── MATERIALS PROVIDED

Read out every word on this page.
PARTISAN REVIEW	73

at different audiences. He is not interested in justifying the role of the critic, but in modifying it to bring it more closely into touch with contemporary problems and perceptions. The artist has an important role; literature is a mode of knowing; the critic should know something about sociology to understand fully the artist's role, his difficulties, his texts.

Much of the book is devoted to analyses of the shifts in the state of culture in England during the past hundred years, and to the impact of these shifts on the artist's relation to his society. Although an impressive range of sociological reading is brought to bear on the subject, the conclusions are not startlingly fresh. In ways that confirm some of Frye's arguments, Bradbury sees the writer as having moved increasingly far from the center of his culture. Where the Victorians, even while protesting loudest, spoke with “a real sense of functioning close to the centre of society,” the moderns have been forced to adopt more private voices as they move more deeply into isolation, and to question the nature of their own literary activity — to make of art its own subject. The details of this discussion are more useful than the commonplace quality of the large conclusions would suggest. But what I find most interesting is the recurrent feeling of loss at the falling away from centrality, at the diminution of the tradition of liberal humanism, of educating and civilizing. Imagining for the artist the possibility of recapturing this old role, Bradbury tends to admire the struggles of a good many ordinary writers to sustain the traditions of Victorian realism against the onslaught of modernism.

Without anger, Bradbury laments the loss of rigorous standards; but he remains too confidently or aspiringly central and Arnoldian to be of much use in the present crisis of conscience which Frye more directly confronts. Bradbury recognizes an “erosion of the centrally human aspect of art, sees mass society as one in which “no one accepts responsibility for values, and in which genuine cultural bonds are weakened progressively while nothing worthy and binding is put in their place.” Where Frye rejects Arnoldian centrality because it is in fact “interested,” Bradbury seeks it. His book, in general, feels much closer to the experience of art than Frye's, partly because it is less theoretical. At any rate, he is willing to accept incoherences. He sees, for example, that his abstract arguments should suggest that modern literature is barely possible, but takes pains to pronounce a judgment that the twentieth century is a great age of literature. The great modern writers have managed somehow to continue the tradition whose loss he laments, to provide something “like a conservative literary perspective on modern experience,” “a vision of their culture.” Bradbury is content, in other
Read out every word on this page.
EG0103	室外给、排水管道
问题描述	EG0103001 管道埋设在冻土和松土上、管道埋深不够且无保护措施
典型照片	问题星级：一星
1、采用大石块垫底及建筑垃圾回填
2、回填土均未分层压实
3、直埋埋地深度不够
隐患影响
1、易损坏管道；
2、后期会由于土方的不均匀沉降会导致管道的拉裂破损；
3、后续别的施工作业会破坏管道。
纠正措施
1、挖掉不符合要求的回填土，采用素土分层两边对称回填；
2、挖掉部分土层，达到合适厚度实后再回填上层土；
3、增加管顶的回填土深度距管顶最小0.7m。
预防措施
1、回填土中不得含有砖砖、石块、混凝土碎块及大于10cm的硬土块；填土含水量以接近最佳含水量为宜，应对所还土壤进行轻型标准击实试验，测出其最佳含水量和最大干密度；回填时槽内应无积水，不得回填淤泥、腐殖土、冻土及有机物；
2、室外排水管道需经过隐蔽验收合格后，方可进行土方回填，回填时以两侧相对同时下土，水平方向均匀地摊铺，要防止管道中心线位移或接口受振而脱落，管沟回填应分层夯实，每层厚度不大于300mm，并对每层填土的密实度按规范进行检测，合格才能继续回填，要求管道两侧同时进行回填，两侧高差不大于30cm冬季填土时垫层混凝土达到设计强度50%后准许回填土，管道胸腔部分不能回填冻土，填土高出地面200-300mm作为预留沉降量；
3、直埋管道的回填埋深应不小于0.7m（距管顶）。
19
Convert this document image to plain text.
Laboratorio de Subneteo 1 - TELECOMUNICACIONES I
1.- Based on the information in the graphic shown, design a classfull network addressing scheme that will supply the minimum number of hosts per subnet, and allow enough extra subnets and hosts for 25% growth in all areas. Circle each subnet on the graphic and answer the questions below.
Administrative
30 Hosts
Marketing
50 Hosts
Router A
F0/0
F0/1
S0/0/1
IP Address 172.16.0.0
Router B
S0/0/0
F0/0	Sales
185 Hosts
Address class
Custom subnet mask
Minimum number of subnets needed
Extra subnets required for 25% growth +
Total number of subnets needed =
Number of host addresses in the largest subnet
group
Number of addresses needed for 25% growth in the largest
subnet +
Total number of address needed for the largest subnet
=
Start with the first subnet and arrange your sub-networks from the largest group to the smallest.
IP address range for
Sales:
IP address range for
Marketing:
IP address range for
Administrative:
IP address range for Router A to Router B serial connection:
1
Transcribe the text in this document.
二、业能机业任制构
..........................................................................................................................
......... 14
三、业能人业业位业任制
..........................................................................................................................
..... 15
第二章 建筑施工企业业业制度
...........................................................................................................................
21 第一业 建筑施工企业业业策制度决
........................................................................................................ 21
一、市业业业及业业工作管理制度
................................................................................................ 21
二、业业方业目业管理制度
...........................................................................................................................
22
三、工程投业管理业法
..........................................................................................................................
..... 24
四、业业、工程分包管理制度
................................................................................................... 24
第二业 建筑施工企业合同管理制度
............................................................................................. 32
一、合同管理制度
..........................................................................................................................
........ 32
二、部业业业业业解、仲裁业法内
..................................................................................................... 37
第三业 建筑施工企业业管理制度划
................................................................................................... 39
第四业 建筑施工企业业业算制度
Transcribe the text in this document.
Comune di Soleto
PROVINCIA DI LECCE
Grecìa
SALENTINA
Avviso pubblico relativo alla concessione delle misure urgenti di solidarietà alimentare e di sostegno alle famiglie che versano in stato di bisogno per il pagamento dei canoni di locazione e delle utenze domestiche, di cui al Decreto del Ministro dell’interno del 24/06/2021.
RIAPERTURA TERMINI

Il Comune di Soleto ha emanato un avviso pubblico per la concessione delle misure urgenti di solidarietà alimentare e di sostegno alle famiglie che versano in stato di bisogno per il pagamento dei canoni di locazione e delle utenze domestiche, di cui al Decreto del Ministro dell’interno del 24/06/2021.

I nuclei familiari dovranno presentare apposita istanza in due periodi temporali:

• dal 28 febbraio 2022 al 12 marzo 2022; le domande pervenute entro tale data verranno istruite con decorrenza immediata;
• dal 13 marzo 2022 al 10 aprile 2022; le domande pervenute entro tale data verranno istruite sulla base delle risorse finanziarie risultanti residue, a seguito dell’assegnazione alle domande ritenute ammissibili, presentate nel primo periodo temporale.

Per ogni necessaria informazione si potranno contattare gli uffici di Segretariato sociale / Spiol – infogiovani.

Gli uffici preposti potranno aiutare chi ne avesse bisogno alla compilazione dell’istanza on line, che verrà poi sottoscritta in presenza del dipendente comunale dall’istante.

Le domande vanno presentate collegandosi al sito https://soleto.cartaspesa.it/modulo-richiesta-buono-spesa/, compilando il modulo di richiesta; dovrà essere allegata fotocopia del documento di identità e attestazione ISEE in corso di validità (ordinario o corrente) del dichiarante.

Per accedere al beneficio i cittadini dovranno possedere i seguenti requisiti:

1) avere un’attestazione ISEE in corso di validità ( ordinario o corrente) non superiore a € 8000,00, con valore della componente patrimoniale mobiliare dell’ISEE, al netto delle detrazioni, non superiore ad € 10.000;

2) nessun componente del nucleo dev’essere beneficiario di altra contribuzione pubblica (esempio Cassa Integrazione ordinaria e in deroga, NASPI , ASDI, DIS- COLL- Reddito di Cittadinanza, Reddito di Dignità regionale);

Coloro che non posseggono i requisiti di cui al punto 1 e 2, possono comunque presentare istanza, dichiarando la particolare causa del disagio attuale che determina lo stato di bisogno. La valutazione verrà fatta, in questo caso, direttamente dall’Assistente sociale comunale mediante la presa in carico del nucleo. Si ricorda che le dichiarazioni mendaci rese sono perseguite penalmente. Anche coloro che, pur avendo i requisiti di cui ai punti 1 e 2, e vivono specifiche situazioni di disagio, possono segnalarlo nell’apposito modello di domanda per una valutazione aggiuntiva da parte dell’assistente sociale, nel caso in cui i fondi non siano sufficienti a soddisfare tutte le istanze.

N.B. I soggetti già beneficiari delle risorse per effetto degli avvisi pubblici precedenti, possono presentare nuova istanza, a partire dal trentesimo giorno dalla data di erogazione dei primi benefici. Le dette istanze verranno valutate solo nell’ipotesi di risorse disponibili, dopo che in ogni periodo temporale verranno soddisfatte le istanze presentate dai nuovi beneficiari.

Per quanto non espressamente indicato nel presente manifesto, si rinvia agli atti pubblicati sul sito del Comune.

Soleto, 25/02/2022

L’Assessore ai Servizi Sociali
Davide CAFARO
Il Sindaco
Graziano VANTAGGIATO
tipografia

────

**WORK INSTRUCTIONS**
Looking at the listing above, how many of its lines contain the string "data"? Give the number alone.

**FINISHED EXERCISE**
3